**SHORT PROBLEM:** Look through the lines below and extract each one that contains "verbose".

Stored data
::::

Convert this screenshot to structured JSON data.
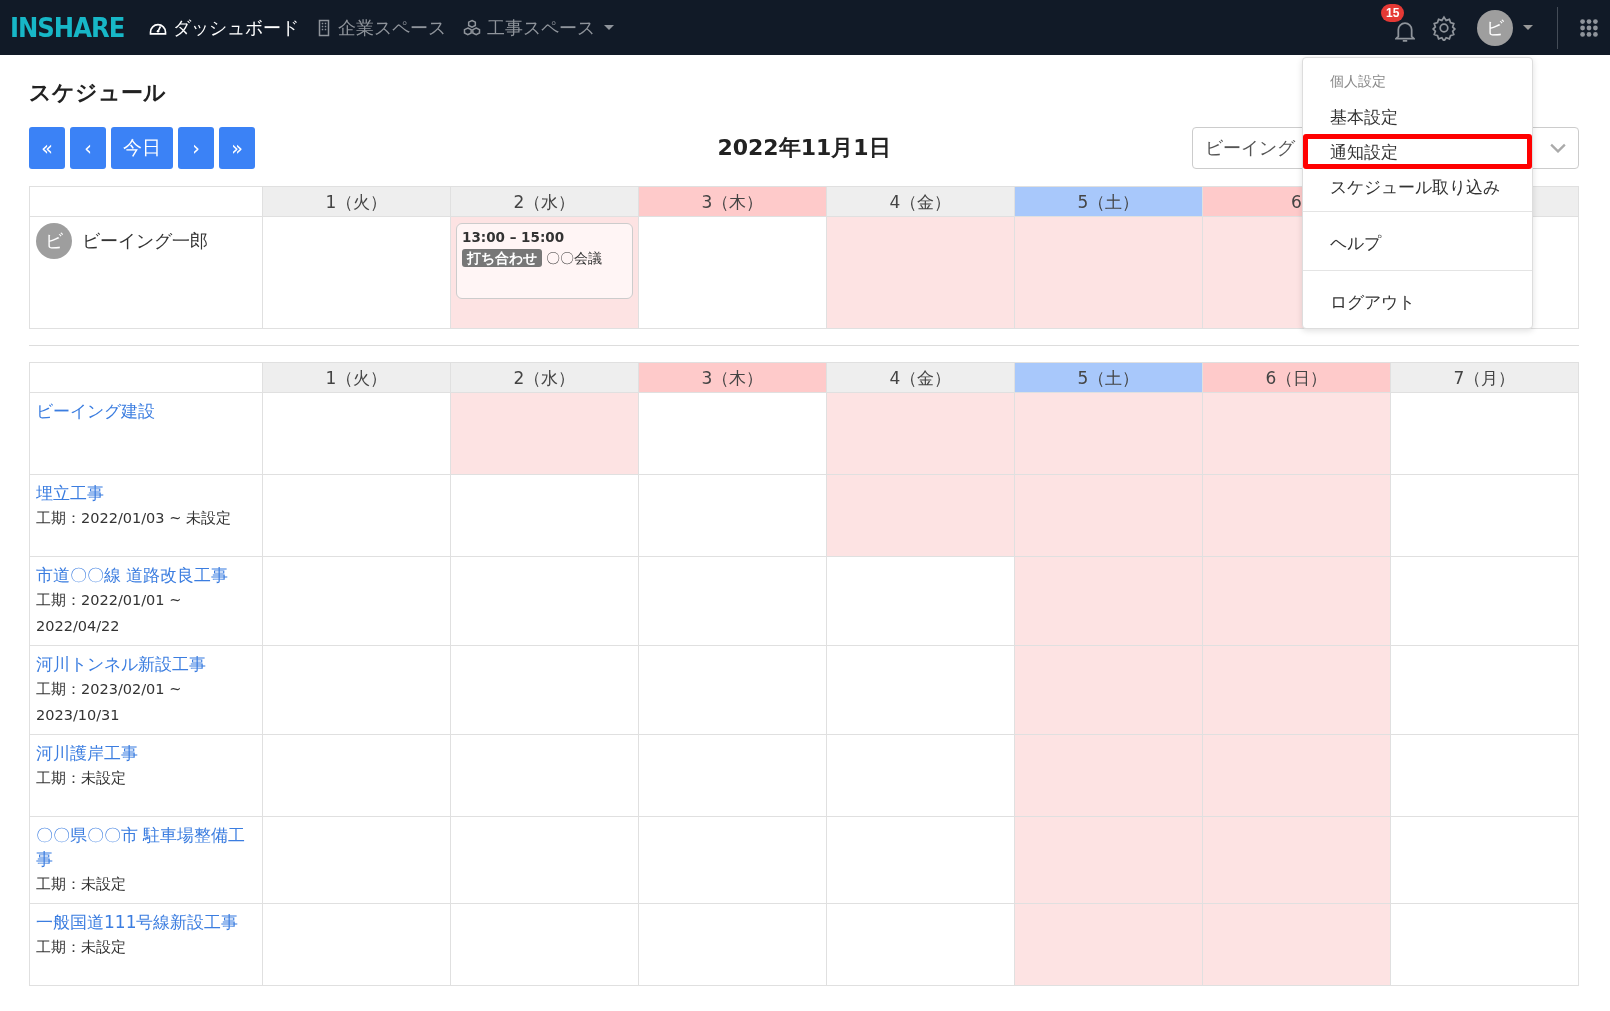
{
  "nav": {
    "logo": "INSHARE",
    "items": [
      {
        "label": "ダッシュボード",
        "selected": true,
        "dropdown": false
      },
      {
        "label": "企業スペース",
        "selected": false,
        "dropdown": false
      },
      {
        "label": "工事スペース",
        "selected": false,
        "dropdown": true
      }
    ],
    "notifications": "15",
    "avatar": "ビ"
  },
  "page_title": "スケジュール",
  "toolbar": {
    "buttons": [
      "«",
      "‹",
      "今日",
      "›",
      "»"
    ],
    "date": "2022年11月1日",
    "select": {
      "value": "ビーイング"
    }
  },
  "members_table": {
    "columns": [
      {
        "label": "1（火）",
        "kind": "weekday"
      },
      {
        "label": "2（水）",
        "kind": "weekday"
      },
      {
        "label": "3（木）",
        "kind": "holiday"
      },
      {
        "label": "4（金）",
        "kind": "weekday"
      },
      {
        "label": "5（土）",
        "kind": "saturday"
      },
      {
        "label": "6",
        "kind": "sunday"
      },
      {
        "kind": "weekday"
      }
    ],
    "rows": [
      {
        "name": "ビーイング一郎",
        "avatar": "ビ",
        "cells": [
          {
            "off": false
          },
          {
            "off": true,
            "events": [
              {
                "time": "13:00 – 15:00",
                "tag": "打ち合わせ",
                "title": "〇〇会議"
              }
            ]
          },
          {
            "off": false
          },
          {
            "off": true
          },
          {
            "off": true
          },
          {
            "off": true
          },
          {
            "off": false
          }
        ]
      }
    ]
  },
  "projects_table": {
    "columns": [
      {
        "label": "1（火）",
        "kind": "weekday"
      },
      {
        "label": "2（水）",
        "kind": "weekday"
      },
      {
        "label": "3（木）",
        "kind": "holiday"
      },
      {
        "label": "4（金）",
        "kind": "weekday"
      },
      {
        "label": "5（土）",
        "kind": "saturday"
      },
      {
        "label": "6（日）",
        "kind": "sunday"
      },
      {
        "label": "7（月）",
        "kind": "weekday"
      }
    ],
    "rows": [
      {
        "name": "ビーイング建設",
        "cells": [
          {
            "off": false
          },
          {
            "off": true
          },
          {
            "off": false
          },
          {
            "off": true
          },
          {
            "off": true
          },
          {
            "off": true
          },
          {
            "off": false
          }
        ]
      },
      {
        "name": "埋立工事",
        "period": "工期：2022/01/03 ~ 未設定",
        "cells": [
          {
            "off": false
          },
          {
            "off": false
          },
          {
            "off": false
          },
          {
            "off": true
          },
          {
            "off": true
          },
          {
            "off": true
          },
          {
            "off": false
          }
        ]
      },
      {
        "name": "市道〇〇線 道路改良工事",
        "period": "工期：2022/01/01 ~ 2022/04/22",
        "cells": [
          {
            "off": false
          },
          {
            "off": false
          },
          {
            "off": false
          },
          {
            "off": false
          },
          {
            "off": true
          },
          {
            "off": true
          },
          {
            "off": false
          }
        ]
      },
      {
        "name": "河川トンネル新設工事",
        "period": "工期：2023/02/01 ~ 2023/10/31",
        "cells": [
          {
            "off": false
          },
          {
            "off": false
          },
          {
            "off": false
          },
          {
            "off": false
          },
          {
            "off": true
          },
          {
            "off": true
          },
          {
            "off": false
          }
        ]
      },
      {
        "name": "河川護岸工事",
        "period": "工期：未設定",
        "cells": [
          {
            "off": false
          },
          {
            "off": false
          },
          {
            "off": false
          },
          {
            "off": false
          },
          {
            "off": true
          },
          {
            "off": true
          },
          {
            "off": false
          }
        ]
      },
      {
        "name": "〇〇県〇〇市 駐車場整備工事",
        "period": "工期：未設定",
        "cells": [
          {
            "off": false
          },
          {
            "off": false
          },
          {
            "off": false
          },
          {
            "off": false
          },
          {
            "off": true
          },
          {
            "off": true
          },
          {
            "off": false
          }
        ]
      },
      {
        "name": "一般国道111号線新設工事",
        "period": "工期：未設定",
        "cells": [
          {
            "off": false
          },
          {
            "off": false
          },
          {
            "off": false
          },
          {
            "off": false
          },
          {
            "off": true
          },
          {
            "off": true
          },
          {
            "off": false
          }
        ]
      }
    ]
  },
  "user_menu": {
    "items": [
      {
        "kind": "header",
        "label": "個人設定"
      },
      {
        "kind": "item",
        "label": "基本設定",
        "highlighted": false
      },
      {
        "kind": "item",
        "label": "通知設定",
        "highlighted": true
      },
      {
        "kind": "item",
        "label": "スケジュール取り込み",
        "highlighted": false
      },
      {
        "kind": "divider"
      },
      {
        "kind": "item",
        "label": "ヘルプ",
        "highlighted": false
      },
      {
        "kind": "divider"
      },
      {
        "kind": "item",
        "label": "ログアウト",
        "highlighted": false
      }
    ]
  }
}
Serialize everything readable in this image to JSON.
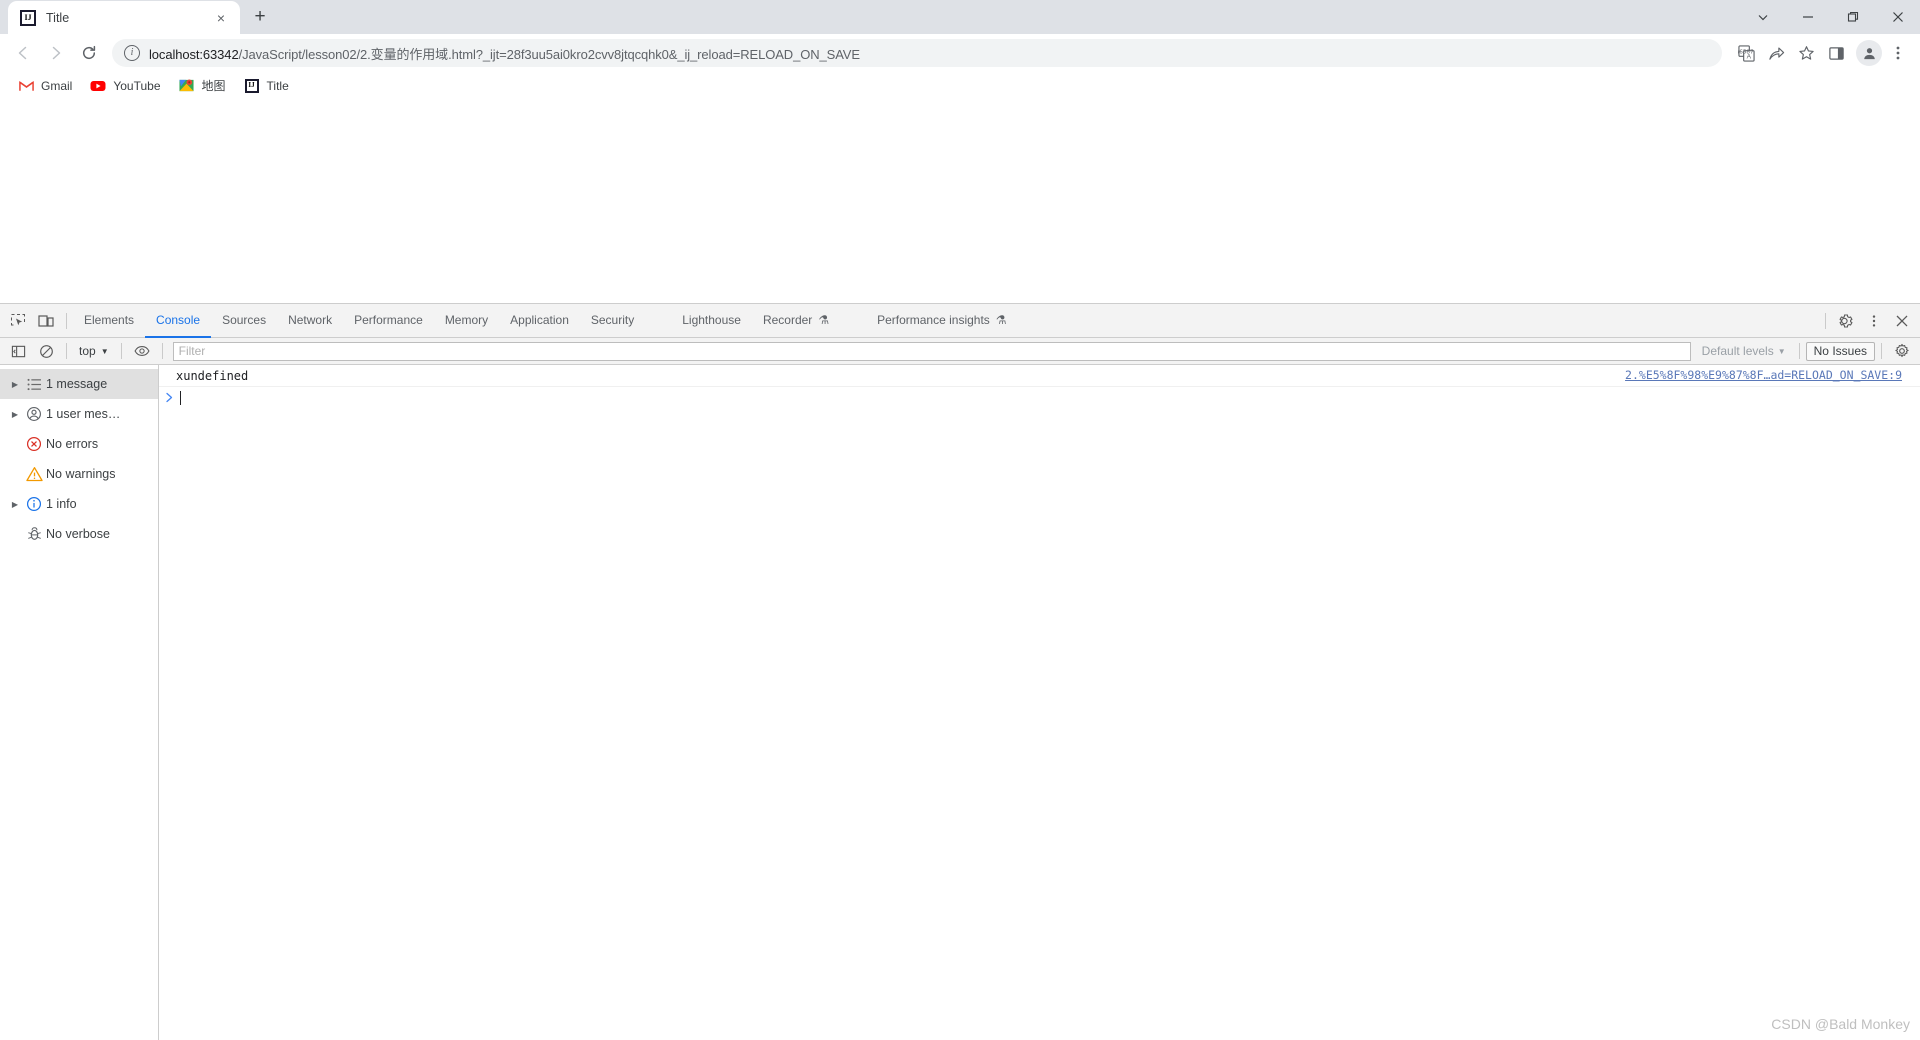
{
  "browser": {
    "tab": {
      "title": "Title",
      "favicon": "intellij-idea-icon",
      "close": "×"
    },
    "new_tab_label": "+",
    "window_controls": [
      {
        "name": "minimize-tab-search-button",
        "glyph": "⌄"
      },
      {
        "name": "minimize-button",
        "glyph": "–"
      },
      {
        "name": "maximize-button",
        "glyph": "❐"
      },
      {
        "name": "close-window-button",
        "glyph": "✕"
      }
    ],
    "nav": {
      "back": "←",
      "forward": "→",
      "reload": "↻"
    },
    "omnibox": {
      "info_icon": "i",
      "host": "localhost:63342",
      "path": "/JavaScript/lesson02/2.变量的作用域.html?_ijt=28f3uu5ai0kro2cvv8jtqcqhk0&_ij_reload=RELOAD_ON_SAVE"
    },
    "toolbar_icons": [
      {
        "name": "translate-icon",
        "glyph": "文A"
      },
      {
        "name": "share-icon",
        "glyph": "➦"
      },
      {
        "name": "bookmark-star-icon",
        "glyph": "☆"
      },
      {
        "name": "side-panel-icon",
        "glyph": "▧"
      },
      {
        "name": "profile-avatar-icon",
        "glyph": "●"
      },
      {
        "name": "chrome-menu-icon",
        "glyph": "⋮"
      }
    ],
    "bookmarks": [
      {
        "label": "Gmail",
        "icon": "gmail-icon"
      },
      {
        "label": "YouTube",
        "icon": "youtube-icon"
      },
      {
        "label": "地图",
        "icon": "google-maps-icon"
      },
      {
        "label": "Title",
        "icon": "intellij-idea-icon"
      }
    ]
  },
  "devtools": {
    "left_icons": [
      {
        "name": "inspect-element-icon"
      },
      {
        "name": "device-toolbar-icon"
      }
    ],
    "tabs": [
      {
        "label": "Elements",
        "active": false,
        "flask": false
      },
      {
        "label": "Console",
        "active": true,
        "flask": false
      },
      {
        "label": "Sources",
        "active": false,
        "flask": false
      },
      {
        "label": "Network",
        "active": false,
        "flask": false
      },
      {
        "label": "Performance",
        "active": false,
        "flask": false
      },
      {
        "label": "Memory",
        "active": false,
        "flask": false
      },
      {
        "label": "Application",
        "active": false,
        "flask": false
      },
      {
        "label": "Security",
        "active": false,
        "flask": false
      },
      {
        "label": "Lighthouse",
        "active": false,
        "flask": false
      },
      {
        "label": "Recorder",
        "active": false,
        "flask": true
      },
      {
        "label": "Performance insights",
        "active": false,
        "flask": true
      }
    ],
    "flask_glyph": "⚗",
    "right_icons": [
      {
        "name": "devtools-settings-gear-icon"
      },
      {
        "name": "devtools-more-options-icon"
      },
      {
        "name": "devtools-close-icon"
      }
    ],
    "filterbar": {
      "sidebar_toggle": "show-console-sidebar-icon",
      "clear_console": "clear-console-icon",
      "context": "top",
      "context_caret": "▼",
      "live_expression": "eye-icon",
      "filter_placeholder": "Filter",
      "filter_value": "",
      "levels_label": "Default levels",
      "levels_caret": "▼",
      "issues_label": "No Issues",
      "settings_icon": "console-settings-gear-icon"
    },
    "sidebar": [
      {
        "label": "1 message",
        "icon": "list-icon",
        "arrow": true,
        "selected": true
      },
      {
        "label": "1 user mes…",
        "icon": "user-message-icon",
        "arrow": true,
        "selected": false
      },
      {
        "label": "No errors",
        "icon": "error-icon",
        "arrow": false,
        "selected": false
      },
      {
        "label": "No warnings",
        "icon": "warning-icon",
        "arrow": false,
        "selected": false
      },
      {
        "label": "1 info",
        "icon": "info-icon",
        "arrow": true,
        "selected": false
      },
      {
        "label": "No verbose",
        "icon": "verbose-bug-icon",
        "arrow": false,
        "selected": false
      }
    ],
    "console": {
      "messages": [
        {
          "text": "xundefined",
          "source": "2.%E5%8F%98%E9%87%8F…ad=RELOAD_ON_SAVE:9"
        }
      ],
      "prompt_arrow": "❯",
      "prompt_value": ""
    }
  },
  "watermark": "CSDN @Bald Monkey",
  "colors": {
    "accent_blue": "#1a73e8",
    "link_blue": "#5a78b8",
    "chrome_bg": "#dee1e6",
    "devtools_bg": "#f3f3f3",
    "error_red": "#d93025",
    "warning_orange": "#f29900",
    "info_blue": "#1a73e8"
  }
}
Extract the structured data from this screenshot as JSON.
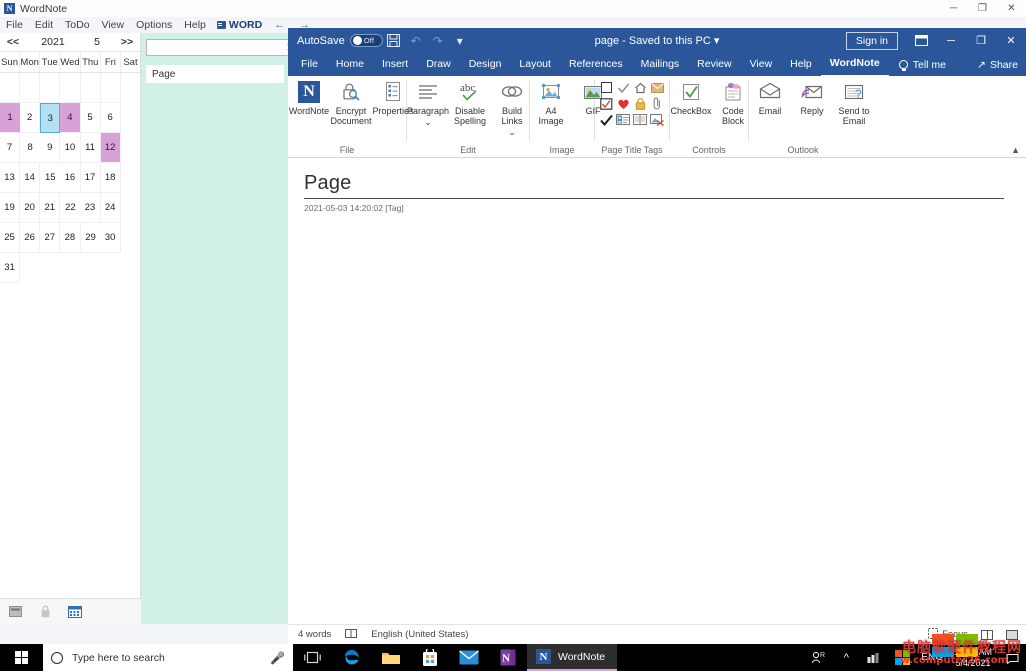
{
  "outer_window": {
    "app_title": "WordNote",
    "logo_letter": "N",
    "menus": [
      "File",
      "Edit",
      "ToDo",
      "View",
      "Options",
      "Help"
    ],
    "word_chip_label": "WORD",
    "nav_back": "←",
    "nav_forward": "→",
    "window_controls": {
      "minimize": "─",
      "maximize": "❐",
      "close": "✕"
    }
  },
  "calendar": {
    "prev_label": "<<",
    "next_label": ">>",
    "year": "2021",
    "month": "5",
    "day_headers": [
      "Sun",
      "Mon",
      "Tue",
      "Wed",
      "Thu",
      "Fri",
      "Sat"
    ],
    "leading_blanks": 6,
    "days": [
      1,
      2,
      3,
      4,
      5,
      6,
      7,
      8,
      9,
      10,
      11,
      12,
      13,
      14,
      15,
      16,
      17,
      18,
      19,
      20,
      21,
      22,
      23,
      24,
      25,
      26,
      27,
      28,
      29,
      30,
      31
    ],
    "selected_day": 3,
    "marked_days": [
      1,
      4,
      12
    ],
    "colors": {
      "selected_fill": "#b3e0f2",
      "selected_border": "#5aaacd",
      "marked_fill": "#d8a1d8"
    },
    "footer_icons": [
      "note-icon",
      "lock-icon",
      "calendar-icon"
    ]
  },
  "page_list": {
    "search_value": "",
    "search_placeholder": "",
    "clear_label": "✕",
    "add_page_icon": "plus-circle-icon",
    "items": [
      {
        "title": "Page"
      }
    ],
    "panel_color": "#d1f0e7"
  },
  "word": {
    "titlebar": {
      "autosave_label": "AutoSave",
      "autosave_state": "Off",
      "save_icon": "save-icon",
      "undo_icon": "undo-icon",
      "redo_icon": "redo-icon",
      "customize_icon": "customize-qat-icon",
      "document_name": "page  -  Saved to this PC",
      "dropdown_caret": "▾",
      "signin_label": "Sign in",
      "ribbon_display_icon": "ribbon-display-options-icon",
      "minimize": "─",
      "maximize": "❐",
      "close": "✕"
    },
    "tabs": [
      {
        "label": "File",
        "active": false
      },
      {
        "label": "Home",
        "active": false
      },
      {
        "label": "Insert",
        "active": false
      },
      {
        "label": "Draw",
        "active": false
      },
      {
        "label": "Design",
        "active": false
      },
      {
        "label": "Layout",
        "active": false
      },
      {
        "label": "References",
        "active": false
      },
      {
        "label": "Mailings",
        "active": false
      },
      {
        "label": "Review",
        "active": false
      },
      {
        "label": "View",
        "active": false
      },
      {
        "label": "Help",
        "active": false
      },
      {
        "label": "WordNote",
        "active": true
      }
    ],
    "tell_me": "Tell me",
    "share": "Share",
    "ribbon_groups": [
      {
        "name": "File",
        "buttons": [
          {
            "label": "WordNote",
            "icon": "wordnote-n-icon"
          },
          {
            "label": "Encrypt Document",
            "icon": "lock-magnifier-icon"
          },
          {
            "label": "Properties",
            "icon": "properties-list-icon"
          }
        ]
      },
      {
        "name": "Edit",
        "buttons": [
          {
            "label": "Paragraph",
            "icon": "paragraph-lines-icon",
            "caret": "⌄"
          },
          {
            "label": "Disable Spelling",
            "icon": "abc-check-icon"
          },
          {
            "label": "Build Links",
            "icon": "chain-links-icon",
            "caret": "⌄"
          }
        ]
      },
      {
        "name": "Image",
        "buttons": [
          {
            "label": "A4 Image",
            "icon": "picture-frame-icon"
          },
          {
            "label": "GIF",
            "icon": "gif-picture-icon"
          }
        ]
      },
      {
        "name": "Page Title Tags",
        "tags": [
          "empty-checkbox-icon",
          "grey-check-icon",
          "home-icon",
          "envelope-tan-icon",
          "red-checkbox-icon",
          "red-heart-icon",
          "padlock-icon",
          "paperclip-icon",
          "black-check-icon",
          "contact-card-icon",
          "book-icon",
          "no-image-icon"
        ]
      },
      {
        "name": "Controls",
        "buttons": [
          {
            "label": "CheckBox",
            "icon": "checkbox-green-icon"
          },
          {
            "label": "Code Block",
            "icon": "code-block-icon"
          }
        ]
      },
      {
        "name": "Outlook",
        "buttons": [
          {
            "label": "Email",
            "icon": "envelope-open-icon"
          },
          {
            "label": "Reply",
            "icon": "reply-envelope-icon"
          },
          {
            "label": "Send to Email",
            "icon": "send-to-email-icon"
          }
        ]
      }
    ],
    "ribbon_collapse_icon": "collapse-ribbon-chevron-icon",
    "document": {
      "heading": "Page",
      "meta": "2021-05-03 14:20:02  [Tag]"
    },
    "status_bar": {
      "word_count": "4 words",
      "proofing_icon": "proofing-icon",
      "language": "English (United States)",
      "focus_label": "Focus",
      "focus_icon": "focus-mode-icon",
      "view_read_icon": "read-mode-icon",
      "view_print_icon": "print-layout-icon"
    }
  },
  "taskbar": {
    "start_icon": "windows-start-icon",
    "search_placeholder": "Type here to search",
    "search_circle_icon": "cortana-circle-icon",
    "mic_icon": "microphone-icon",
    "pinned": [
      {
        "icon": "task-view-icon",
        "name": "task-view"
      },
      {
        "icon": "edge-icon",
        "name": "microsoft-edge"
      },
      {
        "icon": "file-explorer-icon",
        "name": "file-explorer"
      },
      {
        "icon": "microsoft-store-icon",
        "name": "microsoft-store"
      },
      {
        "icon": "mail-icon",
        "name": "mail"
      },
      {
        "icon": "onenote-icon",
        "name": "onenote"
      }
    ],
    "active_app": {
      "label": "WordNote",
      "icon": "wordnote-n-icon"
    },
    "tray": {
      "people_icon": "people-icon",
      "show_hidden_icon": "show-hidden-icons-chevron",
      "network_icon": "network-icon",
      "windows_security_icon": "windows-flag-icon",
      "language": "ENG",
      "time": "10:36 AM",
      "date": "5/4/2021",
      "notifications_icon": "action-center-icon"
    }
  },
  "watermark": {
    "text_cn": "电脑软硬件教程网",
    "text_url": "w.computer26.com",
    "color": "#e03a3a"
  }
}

::::

**WORKED SOLUTION:**
        "label": "No verbose",
        "icon": "verbose-bug-icon",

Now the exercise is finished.